◆ Records to use ◆

+===+

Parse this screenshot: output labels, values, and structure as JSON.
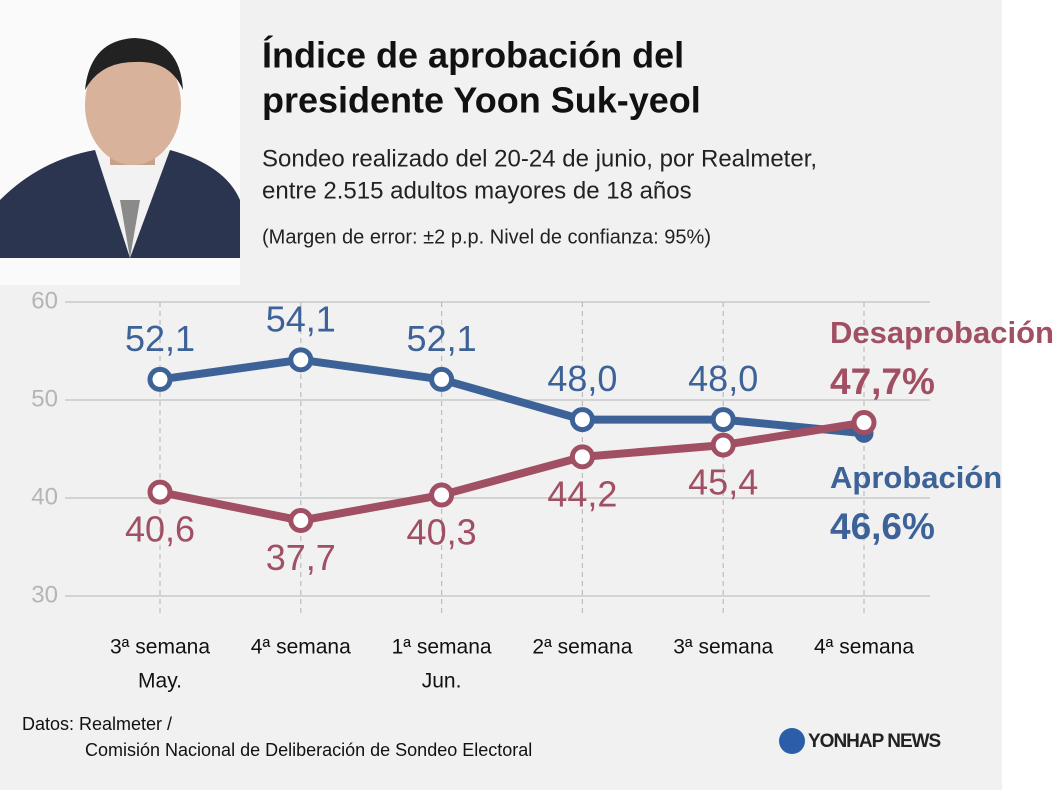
{
  "chart_data": {
    "type": "line",
    "title": [
      "Índice de aprobación del",
      "presidente Yoon Suk-yeol"
    ],
    "subtitle": [
      "Sondeo realizado del 20-24 de junio, por Realmeter,",
      "entre 2.515 adultos mayores de 18 años"
    ],
    "note": "(Margen de error: ±2 p.p. Nivel de confianza: 95%)",
    "source": [
      "Datos: Realmeter /",
      "Comisión Nacional de Deliberación de Sondeo Electoral"
    ],
    "logo": "YONHAP NEWS",
    "categories": [
      [
        "3ª semana",
        "May."
      ],
      [
        "4ª semana"
      ],
      [
        "1ª semana",
        "Jun."
      ],
      [
        "2ª semana"
      ],
      [
        "3ª semana"
      ],
      [
        "4ª semana"
      ]
    ],
    "series": [
      {
        "name": "Aprobación",
        "color": "#3d6298",
        "values": [
          52.1,
          54.1,
          52.1,
          48.0,
          48.0,
          46.6
        ],
        "value_labels": [
          "52,1",
          "54,1",
          "52,1",
          "48,0",
          "48,0",
          "46,6%"
        ]
      },
      {
        "name": "Desaprobación",
        "color": "#a14f63",
        "values": [
          40.6,
          37.7,
          40.3,
          44.2,
          45.4,
          47.7
        ],
        "value_labels": [
          "40,6",
          "37,7",
          "40,3",
          "44,2",
          "45,4",
          "47,7%"
        ]
      }
    ],
    "ylim": [
      30,
      60
    ],
    "yticks": [
      30,
      40,
      50,
      60
    ],
    "grid": true
  }
}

+===+

◆ Goal ◆
Each line holding "Realmeter" must be found and copied.

◆ Exercise response ◆
      "Sondeo realizado del 20-24 de junio, por Realmeter,",
      "Datos: Realmeter /",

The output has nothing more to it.